***** Record list *****

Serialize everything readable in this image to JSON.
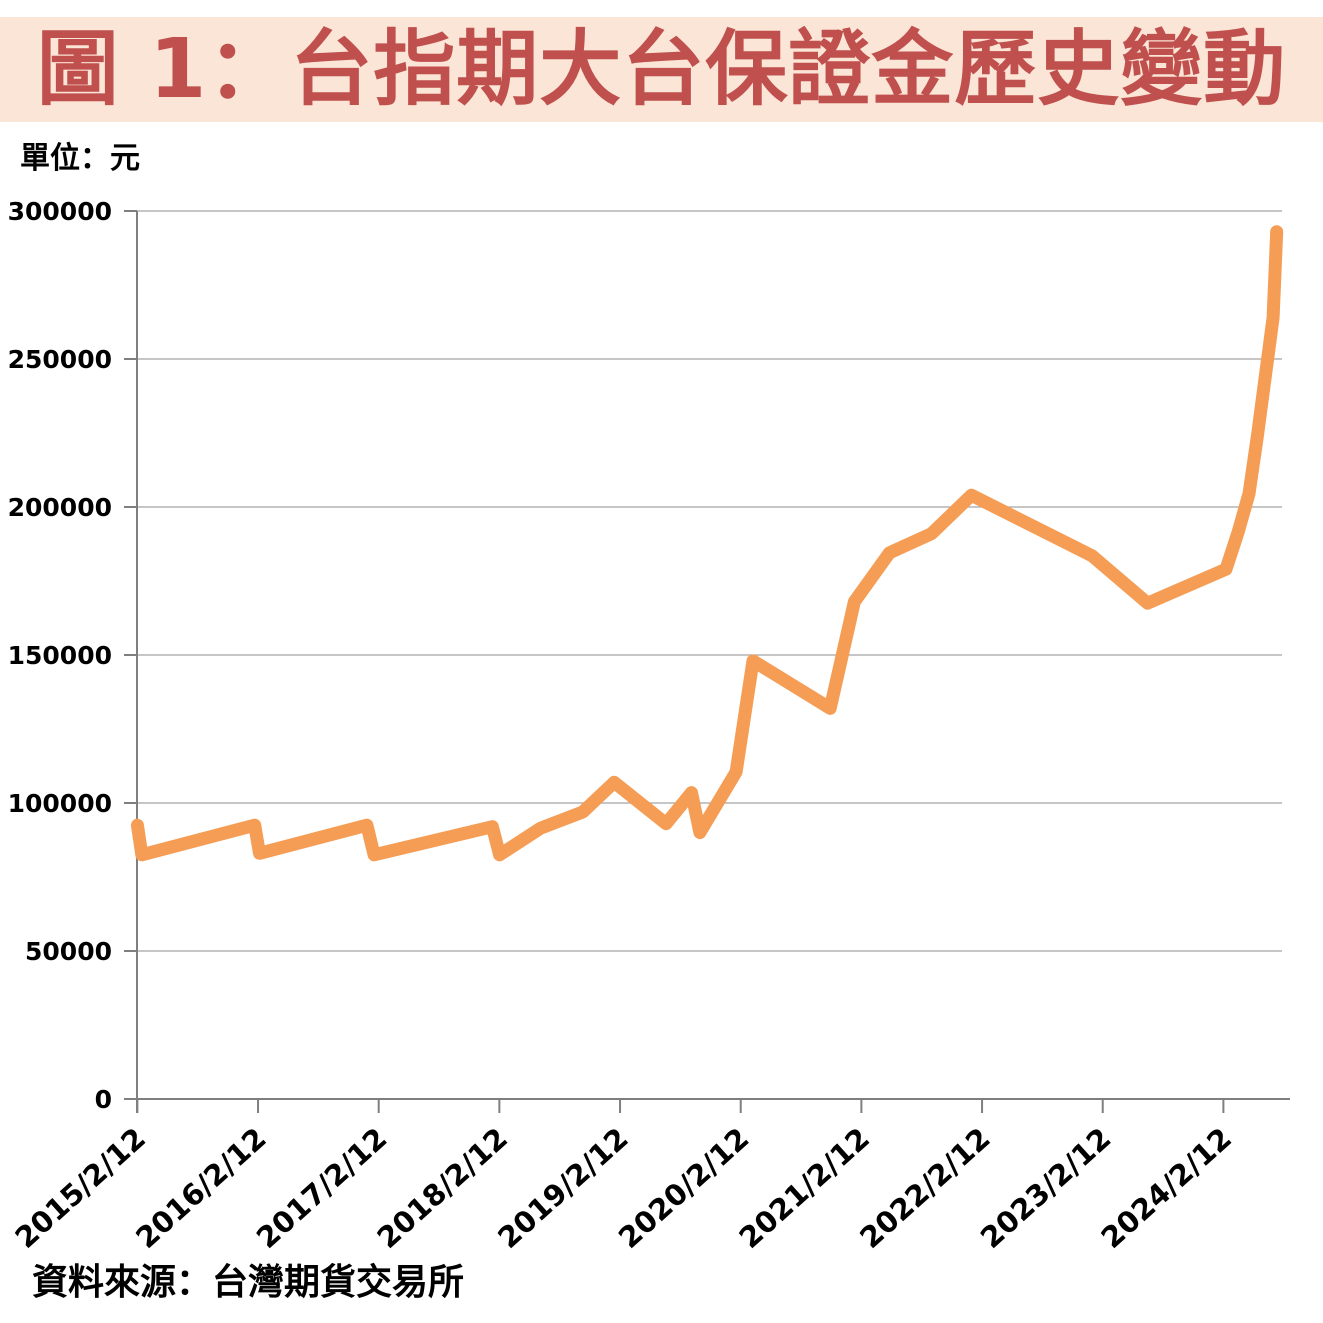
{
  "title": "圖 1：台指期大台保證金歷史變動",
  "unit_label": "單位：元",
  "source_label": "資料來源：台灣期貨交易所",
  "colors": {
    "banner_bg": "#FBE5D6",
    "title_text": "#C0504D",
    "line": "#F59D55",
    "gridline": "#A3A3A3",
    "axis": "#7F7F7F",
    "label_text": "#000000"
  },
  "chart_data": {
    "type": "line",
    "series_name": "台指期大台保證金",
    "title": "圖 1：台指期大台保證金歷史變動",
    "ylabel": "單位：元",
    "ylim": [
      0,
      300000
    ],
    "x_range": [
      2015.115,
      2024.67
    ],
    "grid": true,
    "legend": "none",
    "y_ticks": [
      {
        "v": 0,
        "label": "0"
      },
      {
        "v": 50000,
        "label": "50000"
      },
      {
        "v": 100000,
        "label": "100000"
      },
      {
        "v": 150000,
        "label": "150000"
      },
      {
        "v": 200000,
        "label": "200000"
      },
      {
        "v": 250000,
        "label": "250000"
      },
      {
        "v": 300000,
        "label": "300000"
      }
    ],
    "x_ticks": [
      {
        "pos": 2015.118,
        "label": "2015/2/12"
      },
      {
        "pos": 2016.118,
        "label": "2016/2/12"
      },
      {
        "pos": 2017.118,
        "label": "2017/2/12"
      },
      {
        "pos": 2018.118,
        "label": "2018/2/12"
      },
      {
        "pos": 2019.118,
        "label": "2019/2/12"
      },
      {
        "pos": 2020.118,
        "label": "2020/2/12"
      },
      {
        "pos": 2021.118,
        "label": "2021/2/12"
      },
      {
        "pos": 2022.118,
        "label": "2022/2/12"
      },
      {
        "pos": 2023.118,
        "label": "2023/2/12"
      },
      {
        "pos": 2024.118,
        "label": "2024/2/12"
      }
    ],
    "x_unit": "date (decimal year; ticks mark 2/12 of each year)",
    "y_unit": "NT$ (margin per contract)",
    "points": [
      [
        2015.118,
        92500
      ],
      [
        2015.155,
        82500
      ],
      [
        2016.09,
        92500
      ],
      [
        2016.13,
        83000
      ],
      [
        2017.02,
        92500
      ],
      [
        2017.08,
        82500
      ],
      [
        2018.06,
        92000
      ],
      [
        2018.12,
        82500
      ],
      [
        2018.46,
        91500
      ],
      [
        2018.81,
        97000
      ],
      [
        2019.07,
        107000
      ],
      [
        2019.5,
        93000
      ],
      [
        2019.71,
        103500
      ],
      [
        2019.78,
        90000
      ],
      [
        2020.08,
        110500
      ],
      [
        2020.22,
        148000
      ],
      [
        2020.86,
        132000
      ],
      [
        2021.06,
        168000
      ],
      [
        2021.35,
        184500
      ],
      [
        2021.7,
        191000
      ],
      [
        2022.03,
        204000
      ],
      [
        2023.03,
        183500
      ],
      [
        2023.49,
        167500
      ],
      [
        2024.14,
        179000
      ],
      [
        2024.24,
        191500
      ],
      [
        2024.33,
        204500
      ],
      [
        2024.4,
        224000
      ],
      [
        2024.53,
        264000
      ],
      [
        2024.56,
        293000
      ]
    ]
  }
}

*****

Short task:
Every line above should be repeated exactly; pictures stay out of the copy.

Output below:
Serialize everything readable in this image to JSON.
{
  "title": "圖 1：台指期大台保證金歷史變動",
  "unit_label": "單位：元",
  "source_label": "資料來源：台灣期貨交易所",
  "colors": {
    "banner_bg": "#FBE5D6",
    "title_text": "#C0504D",
    "line": "#F59D55",
    "gridline": "#A3A3A3",
    "axis": "#7F7F7F",
    "label_text": "#000000"
  },
  "chart_data": {
    "type": "line",
    "series_name": "台指期大台保證金",
    "title": "圖 1：台指期大台保證金歷史變動",
    "ylabel": "單位：元",
    "ylim": [
      0,
      300000
    ],
    "x_range": [
      2015.115,
      2024.67
    ],
    "grid": true,
    "legend": "none",
    "y_ticks": [
      {
        "v": 0,
        "label": "0"
      },
      {
        "v": 50000,
        "label": "50000"
      },
      {
        "v": 100000,
        "label": "100000"
      },
      {
        "v": 150000,
        "label": "150000"
      },
      {
        "v": 200000,
        "label": "200000"
      },
      {
        "v": 250000,
        "label": "250000"
      },
      {
        "v": 300000,
        "label": "300000"
      }
    ],
    "x_ticks": [
      {
        "pos": 2015.118,
        "label": "2015/2/12"
      },
      {
        "pos": 2016.118,
        "label": "2016/2/12"
      },
      {
        "pos": 2017.118,
        "label": "2017/2/12"
      },
      {
        "pos": 2018.118,
        "label": "2018/2/12"
      },
      {
        "pos": 2019.118,
        "label": "2019/2/12"
      },
      {
        "pos": 2020.118,
        "label": "2020/2/12"
      },
      {
        "pos": 2021.118,
        "label": "2021/2/12"
      },
      {
        "pos": 2022.118,
        "label": "2022/2/12"
      },
      {
        "pos": 2023.118,
        "label": "2023/2/12"
      },
      {
        "pos": 2024.118,
        "label": "2024/2/12"
      }
    ],
    "x_unit": "date (decimal year; ticks mark 2/12 of each year)",
    "y_unit": "NT$ (margin per contract)",
    "points": [
      [
        2015.118,
        92500
      ],
      [
        2015.155,
        82500
      ],
      [
        2016.09,
        92500
      ],
      [
        2016.13,
        83000
      ],
      [
        2017.02,
        92500
      ],
      [
        2017.08,
        82500
      ],
      [
        2018.06,
        92000
      ],
      [
        2018.12,
        82500
      ],
      [
        2018.46,
        91500
      ],
      [
        2018.81,
        97000
      ],
      [
        2019.07,
        107000
      ],
      [
        2019.5,
        93000
      ],
      [
        2019.71,
        103500
      ],
      [
        2019.78,
        90000
      ],
      [
        2020.08,
        110500
      ],
      [
        2020.22,
        148000
      ],
      [
        2020.86,
        132000
      ],
      [
        2021.06,
        168000
      ],
      [
        2021.35,
        184500
      ],
      [
        2021.7,
        191000
      ],
      [
        2022.03,
        204000
      ],
      [
        2023.03,
        183500
      ],
      [
        2023.49,
        167500
      ],
      [
        2024.14,
        179000
      ],
      [
        2024.24,
        191500
      ],
      [
        2024.33,
        204500
      ],
      [
        2024.4,
        224000
      ],
      [
        2024.53,
        264000
      ],
      [
        2024.56,
        293000
      ]
    ]
  }
}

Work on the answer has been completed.